[Lines of data]
— begin —

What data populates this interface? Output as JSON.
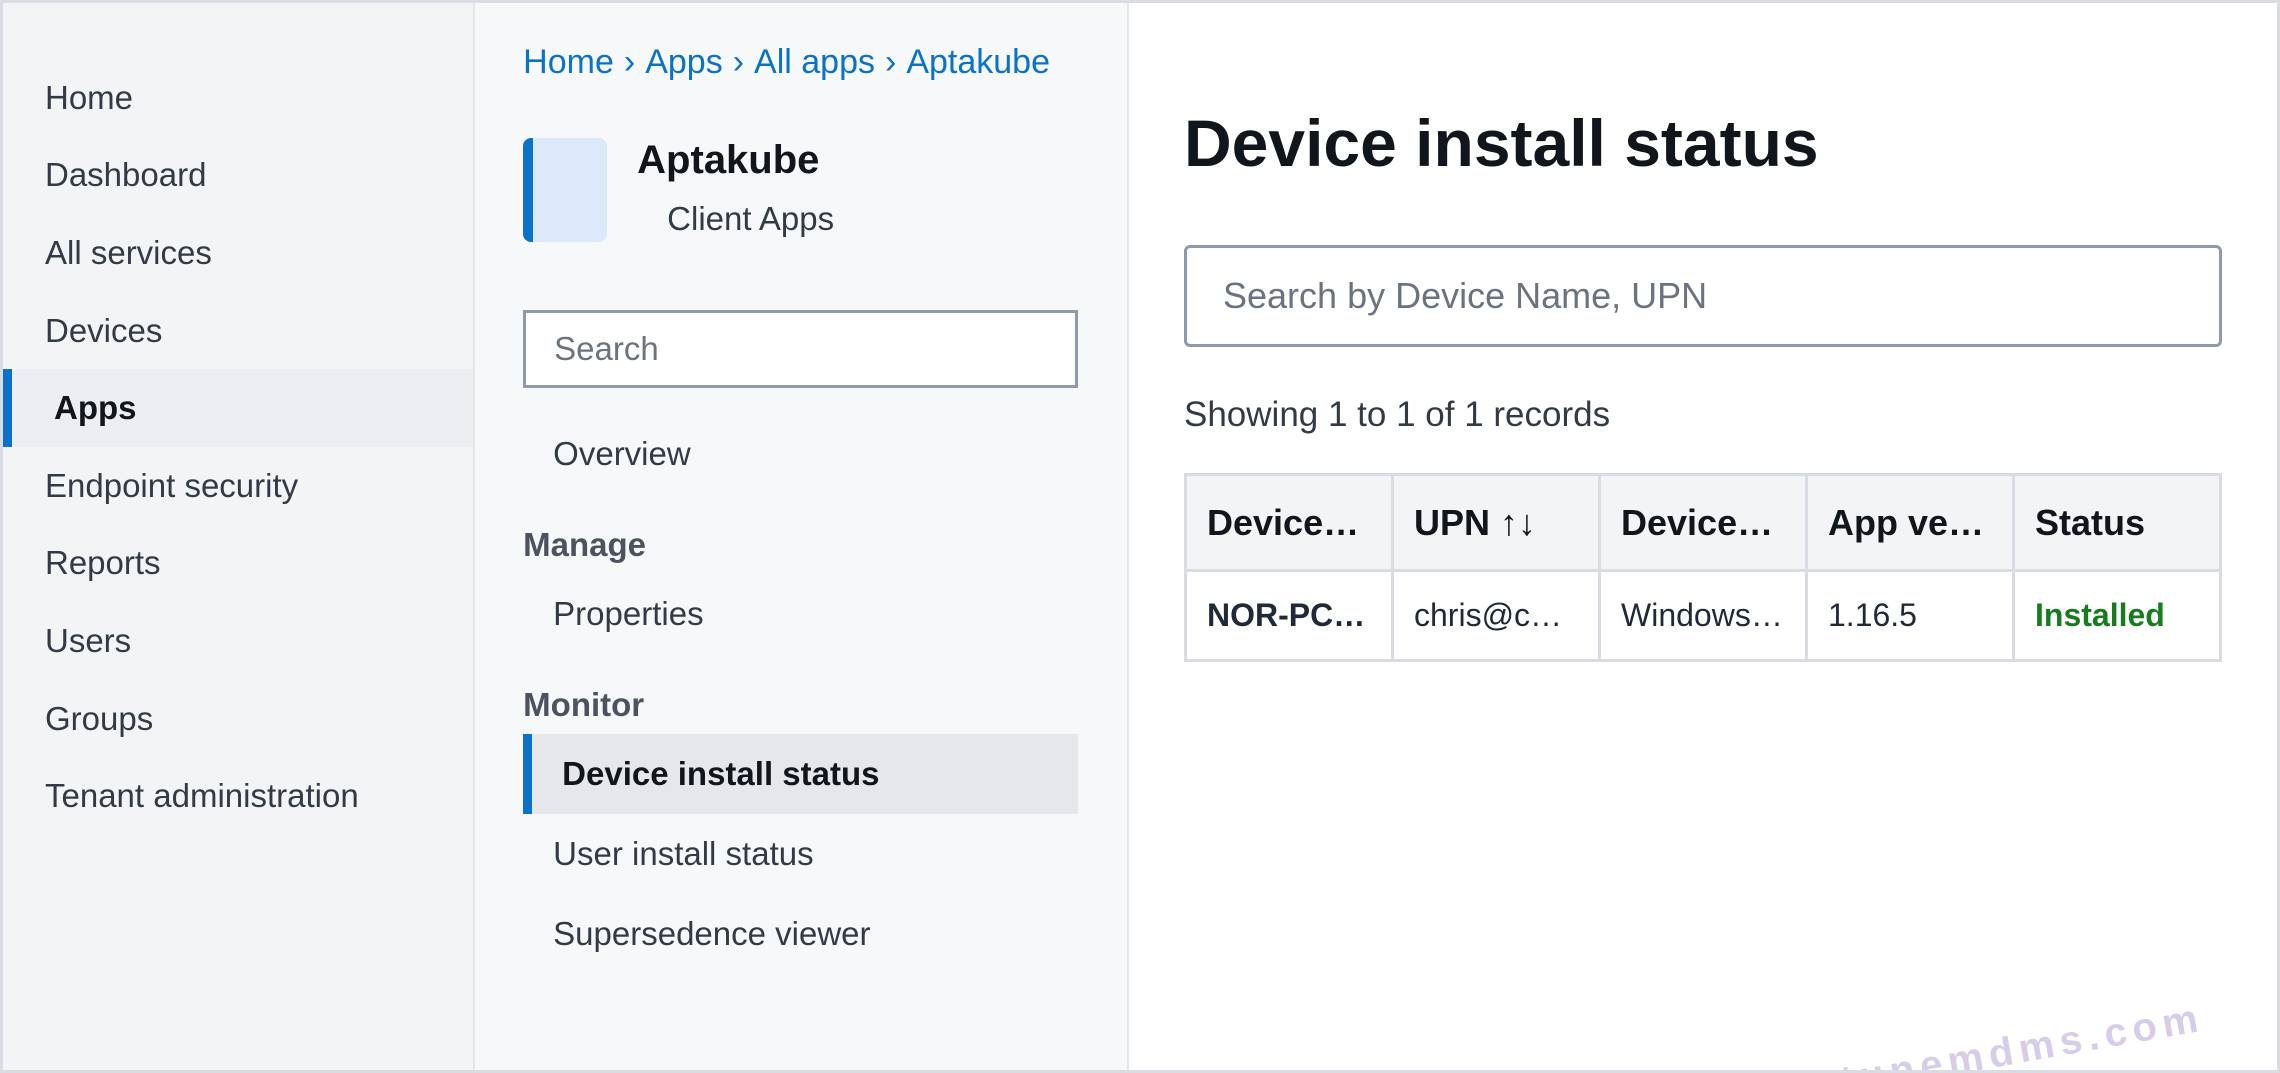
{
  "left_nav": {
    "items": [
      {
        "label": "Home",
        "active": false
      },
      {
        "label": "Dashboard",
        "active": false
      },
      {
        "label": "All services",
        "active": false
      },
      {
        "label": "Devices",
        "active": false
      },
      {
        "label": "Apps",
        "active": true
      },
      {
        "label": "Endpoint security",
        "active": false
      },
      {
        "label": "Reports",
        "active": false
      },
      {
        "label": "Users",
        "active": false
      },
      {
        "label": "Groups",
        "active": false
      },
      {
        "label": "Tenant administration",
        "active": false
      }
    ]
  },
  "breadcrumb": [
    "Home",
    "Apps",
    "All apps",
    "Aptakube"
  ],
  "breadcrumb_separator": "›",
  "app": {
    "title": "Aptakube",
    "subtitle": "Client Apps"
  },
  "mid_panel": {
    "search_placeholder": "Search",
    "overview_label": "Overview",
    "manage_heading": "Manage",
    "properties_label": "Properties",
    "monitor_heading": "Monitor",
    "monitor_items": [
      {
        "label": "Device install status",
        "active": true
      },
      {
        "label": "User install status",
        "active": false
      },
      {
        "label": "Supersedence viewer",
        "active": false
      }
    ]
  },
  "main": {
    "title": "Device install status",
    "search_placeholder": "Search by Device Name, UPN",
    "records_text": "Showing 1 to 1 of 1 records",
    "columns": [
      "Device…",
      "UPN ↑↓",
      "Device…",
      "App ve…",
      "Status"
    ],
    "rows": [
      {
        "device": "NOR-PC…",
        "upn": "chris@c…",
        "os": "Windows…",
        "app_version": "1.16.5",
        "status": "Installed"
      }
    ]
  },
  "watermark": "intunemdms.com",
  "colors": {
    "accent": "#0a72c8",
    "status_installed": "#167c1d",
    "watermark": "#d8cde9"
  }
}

— end —

**WORK TO BE COMPLETED**
Repeat the preceding records precisely, and leave every picture out of the copy.

**TASK SOLUTION**
What data populates this interface? Output as JSON.
{
  "left_nav": {
    "items": [
      {
        "label": "Home",
        "active": false
      },
      {
        "label": "Dashboard",
        "active": false
      },
      {
        "label": "All services",
        "active": false
      },
      {
        "label": "Devices",
        "active": false
      },
      {
        "label": "Apps",
        "active": true
      },
      {
        "label": "Endpoint security",
        "active": false
      },
      {
        "label": "Reports",
        "active": false
      },
      {
        "label": "Users",
        "active": false
      },
      {
        "label": "Groups",
        "active": false
      },
      {
        "label": "Tenant administration",
        "active": false
      }
    ]
  },
  "breadcrumb": [
    "Home",
    "Apps",
    "All apps",
    "Aptakube"
  ],
  "breadcrumb_separator": "›",
  "app": {
    "title": "Aptakube",
    "subtitle": "Client Apps"
  },
  "mid_panel": {
    "search_placeholder": "Search",
    "overview_label": "Overview",
    "manage_heading": "Manage",
    "properties_label": "Properties",
    "monitor_heading": "Monitor",
    "monitor_items": [
      {
        "label": "Device install status",
        "active": true
      },
      {
        "label": "User install status",
        "active": false
      },
      {
        "label": "Supersedence viewer",
        "active": false
      }
    ]
  },
  "main": {
    "title": "Device install status",
    "search_placeholder": "Search by Device Name, UPN",
    "records_text": "Showing 1 to 1 of 1 records",
    "columns": [
      "Device…",
      "UPN ↑↓",
      "Device…",
      "App ve…",
      "Status"
    ],
    "rows": [
      {
        "device": "NOR-PC…",
        "upn": "chris@c…",
        "os": "Windows…",
        "app_version": "1.16.5",
        "status": "Installed"
      }
    ]
  },
  "watermark": "intunemdms.com",
  "colors": {
    "accent": "#0a72c8",
    "status_installed": "#167c1d",
    "watermark": "#d8cde9"
  }
}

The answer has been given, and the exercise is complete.